=== НАБОР ЗАДАНИЙ ===
[1] Кого отрывок о музыке эпохи Возрождения называет виднейшим итальянским теоретиком музыки этой эпохи?
[2] Продолжите отрывок о музыке эпохи Возрождения, начав сразу после его последнего предложения.

=== ПРИВЕДЁННЫЙ ОТРЫВОК ===
____

В эпоху Возрождения музыка осознавалась прежде всего как отражение человека, причём – человеческой индивидуальности, и как следствие этого – отражение мира, жизни. Такая трактовка музыки была обусловлена господствующим в это время представлением об особом статусе человеческой индивидуальности, рассматривавшейся в качестве своеобразного вместилища мира, то есть явления, заключавшего в себе всё богатство мирового бытия. Как подчёркивает А.Ф. Лосев, возрожденческая культура «базировалась на стихийном самоутверждении человеческой [индивидуальности]… Жизнь и мир существовали в пространстве. Надо было побороть это пространство и творчески подчинить его себе»[19]. И затем: «Стихийный человеческий субъект, восторжествовавший в период Ренессанса и бывший в конце концов вполне земным субъектом (хотя сам за собою он это часто отвергал), нашёл… очень выгодный для себя принцип, позволявший ему быть и чем-то земным, каким-то вполне самостоятельным стихийным самоутверждением и жизнеутверждением и в то же самое время разрешавший и даже оформлявший для него любое космическое стремление и любую жажду охватить мир в целом»[20]. По существу, такое понимание человека сводилось к представлению о нём как о микрокосмосе по отношению к миру – космосу. Кстати, именно такое представление, например, принадлежит виднейшему итальянскому теоретику музыки эпохи Возрождения – Джозеффо Царлино. «Бог, – пишет Царлино, – создал человека по подобию мира большего, именуемого греками космос… в отличие от того названного mikrokosmos»[21]. Очевидно, указанное представление о человеке говорит о том, что последний в это время рассматривался в основном как телесно-пластическое существо. Иными словами, когда отмечали, что музыка есть отражение человека – человеческой индивидуальности (мира, жизни), человек понимался как телесно-пластическое явление[22].
Подчеркнём, что обнаруженное понимание смысла и назначения музыки совмещалось в представлениях учёных эпохи Возрождения, как и учёных европейского Средневековья, когда имелась в виду вокальная и инструментальная музыка, с утверждением близости музыки звучаниям, существующим в природе, в частности – биологической. Например, свидетельством сближения музыки со звучаниями биологической природы являются слова Адама из Фульда: «Обычная вокальная музыка – это воспроизведение голоса, лишённое принципов, с помощью которых можно было бы ею управлять, это простонародное пение, которое можно связать с природным инстинктом не только у людей, но и у неразумных существ»[23]. Наиболее же ярко связь музыки со звучаниями природы (причём не только биологической, но и физической) утверждается уже упоминавшимся выше Джозеффо Царлино. Как полагает Царлино, всё в природе «полно музыкальных звучаний. Во-первых, в море есть сирены, которые (если верить писателям) действуют на слух мореходов так, что они, побеждённые их гармонией и пленённые их звуками, теряют то, что дороже всего всем живущим. А на земле и в воздухе одинаково поют птички, которые своими звуками веселят и укрепляют не только души, утомлённые и полные докучливых мыслей, но также и тело, потому что часто путник, утомлённый долгим путешествием, укрепляет душу, даёт отдых телу, забывает минувшую усталость, слушая сладкую гармонию лесного пения стольких птичек, что невозможно их пересчитать. Ручьи и источники, тоже созданные природой, доставляют обычно приятное удовольствие тем, кто окажется вблизи них, и часто как бы приглашают для восстановления сил сопровождать его простое пение своими шумными звуками»[24].

____

=== СОХРАНЁННЫЕ СТРОКИ ===
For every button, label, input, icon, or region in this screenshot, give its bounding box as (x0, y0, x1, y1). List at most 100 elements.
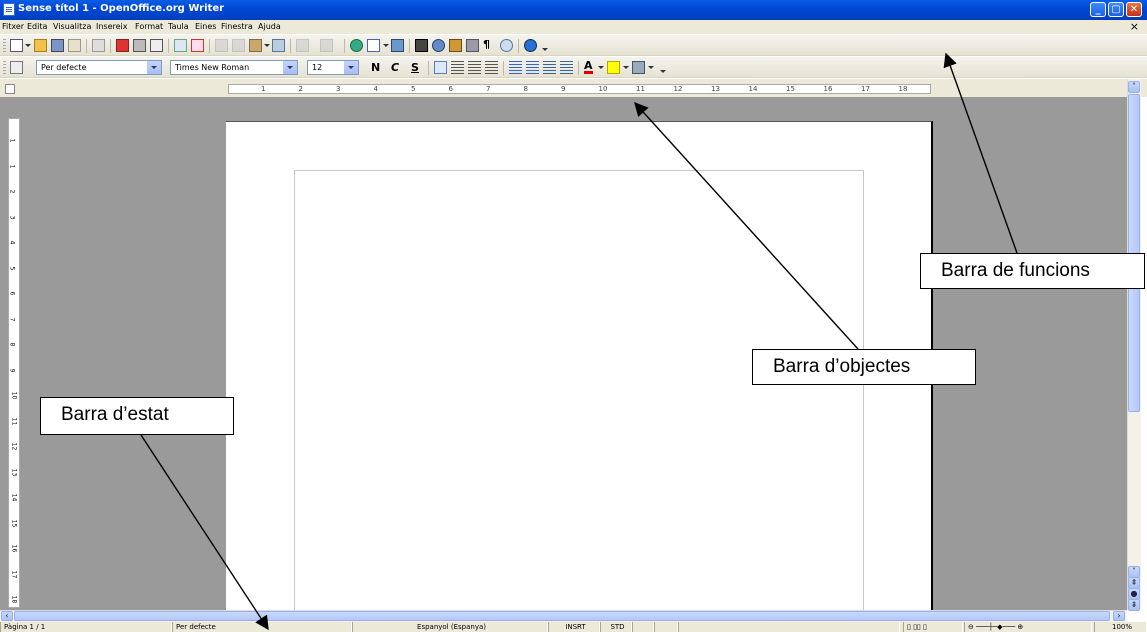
status-language[interactable]: Espanyol (Espanya) (352, 622, 548, 632)
email-icon[interactable] (68, 39, 81, 52)
status-page[interactable]: Pàgina 1 / 1 (0, 622, 172, 632)
underline-button[interactable]: S (411, 61, 419, 74)
menu-format[interactable]: Format (135, 22, 163, 31)
justify-icon[interactable] (485, 61, 498, 74)
writer-app-icon[interactable] (3, 3, 15, 16)
chevron-down-icon[interactable] (343, 61, 358, 74)
spellcheck-icon[interactable] (174, 39, 187, 52)
print-preview-icon[interactable] (150, 39, 163, 52)
ruler-tick-label: 12 (10, 442, 18, 451)
menu-fitxer[interactable]: Fitxer (2, 22, 24, 31)
numbering-icon[interactable] (509, 61, 522, 74)
next-page-icon[interactable]: ⇟ (1128, 599, 1140, 611)
zoom-slider[interactable]: ⊖ ───┼─◆─── ⊕ (964, 622, 1092, 632)
cut-icon[interactable] (215, 39, 228, 52)
bullets-icon[interactable] (526, 61, 539, 74)
horizontal-ruler[interactable]: 1 2 3 4 5 6 7 8 9 10 11 12 13 14 15 16 17 18 (228, 84, 931, 94)
open-folder-icon[interactable] (34, 39, 47, 52)
paste-icon[interactable] (249, 39, 262, 52)
object-bar: Per defecte Times New Roman 12 N C S A (0, 57, 1147, 78)
menu-ajuda[interactable]: Ajuda (258, 22, 281, 31)
new-dropdown-icon[interactable] (25, 44, 31, 47)
scroll-left-icon[interactable]: ‹ (1, 611, 13, 621)
redo-icon[interactable] (320, 39, 333, 52)
italic-button[interactable]: C (391, 61, 399, 74)
ruler-tick-label: 13 (10, 468, 18, 476)
menu-eines[interactable]: Eines (195, 22, 216, 31)
status-style[interactable]: Per defecte (172, 622, 352, 632)
menu-edita[interactable]: Edita (27, 22, 47, 31)
close-document-icon[interactable]: × (1130, 20, 1139, 33)
align-center-icon[interactable] (451, 61, 464, 74)
text-boundaries (294, 170, 864, 610)
horizontal-scroll-thumb[interactable] (14, 611, 1110, 621)
hyperlink-icon[interactable] (350, 39, 363, 52)
separator (578, 61, 579, 75)
show-draw-functions-icon[interactable] (391, 39, 404, 52)
new-document-icon[interactable] (10, 39, 23, 52)
ruler-tick-label: 5 (411, 85, 416, 93)
chevron-down-icon[interactable] (146, 61, 161, 74)
find-replace-icon[interactable] (415, 39, 428, 52)
font-size-combo[interactable]: 12 (307, 60, 359, 75)
undo-icon[interactable] (296, 39, 309, 52)
maximize-button[interactable]: ▢ (1108, 2, 1124, 17)
highlight-dropdown-icon[interactable] (623, 66, 629, 69)
table-icon[interactable] (367, 39, 380, 52)
separator (110, 39, 111, 53)
table-dropdown-icon[interactable] (383, 44, 389, 47)
toolbar-options-icon[interactable] (542, 48, 548, 51)
status-digital-signature[interactable] (654, 622, 678, 632)
styles-formatting-icon[interactable] (10, 61, 23, 74)
help-icon[interactable] (524, 39, 537, 52)
menu-insereix[interactable]: Insereix (96, 22, 128, 31)
status-insert-mode[interactable]: INSRT (548, 622, 600, 632)
gallery-icon[interactable] (449, 39, 462, 52)
menu-finestra[interactable]: Finestra (221, 22, 253, 31)
menu-visualitza[interactable]: Visualitza (53, 22, 91, 31)
scroll-up-icon[interactable]: ˄ (1128, 81, 1140, 93)
highlighting-icon[interactable] (607, 61, 620, 74)
chevron-down-icon[interactable] (282, 61, 297, 74)
menu-taula[interactable]: Taula (168, 22, 189, 31)
autospellcheck-icon[interactable] (191, 39, 204, 52)
background-dropdown-icon[interactable] (648, 66, 654, 69)
close-button[interactable]: ✕ (1126, 2, 1142, 17)
toolbar-grip-icon[interactable] (3, 39, 6, 52)
status-zoom[interactable]: 100% (1094, 622, 1147, 632)
scroll-right-icon[interactable]: › (1113, 611, 1125, 621)
status-document-modified[interactable] (632, 622, 654, 632)
align-left-icon[interactable] (434, 61, 447, 74)
font-color-dropdown-icon[interactable] (598, 66, 604, 69)
copy-icon[interactable] (232, 39, 245, 52)
print-icon[interactable] (133, 39, 146, 52)
separator (409, 39, 410, 53)
font-color-icon[interactable]: A (584, 60, 593, 74)
toolbar-options-icon[interactable] (660, 70, 666, 73)
formatting-marks-icon[interactable]: ¶ (483, 38, 496, 51)
tab-stop-selector-icon[interactable] (5, 84, 15, 94)
paste-dropdown-icon[interactable] (264, 44, 270, 47)
navigator-icon[interactable] (432, 39, 445, 52)
ruler-tick-label: 1 (261, 85, 266, 93)
increase-indent-icon[interactable] (560, 61, 573, 74)
status-selection-mode[interactable]: STD (600, 622, 632, 632)
align-right-icon[interactable] (468, 61, 481, 74)
vertical-ruler[interactable]: 1 1 2 3 4 5 6 7 8 9 10 11 12 13 14 15 16 17 18 (8, 118, 20, 608)
clone-format-icon[interactable] (272, 39, 285, 52)
toolbar-grip-icon[interactable] (3, 61, 6, 74)
background-color-icon[interactable] (632, 61, 645, 74)
ruler-tick-label: 17 (10, 570, 18, 578)
font-name-combo[interactable]: Times New Roman (170, 60, 298, 75)
paragraph-style-combo[interactable]: Per defecte (36, 60, 162, 75)
bold-button[interactable]: N (371, 61, 380, 74)
save-icon[interactable] (51, 39, 64, 52)
edit-file-icon[interactable] (92, 39, 105, 52)
view-layout-icons[interactable]: ▯ ▯▯ ▯ (903, 622, 963, 632)
zoom-icon[interactable] (500, 39, 513, 52)
decrease-indent-icon[interactable] (543, 61, 556, 74)
minimize-button[interactable]: _ (1090, 2, 1106, 17)
ruler-tick-label: 1 (8, 164, 16, 168)
data-sources-icon[interactable] (466, 39, 479, 52)
export-pdf-icon[interactable] (116, 39, 129, 52)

____

=== НАБОР ОТВЕТОВ ===
[1] Джозеффо Царлино.

[2]
В XVII–XVIII веках музыка вновь рассматривалась преимущественно как отражение мира, жизни (а отсюда – и человека), при этом в характерной, специфической форме: в качестве отражения природы (истолковываемой как вся имеющаяся в наличии действительность, включающая в себя и человека). О подобном понимании музыки свидетельствуют, например, слова известного немецкого теоретика музыкального искусства этого времени Иоганна Маттесона: «Искусство звуков черпает из бездонного кладезя природы»[25].
Понимание музыки в указанное время как отражения природы, или, как чаще говорили, подражания природе, было представлено тремя подходами. Первый из них заключался в интерпретации музыки как подражания различным явлениям, прежде всего звуковым, биологической и физической природы. В связи с этим показательно суждение английского философа Джеймса Хэрриса. «В неодушевлённой (физической. – А.К.) природе, – пишет Хэррис, – музыка может подражать плавному движению, журчанию, шуму и рёву, а также всем другим звукам, которые издаёт вода в фонтанах, водопадах, реках, морях и пр. То же относится к грому и ветру, который может быть слабым и ураганным со всеми промежуточными градациями. В животном мире музыка может подражать голосам отдельных животных, в первую очередь – пению птиц»[26].
Второй подход, при этом исторически предшествовавший первому, являл собой истолкование музыкального искусства как подражания различным аффектам[27]. Так, авторитетный французский учёный Марен Мерсенн писал: «Важно, чтобы мы выражали не только наши мысли и чувства, весьма существенно выражать страсти других людей… Вот почему музыка – подражательное искусство в такой же мере, как поэзия и живопись»[28].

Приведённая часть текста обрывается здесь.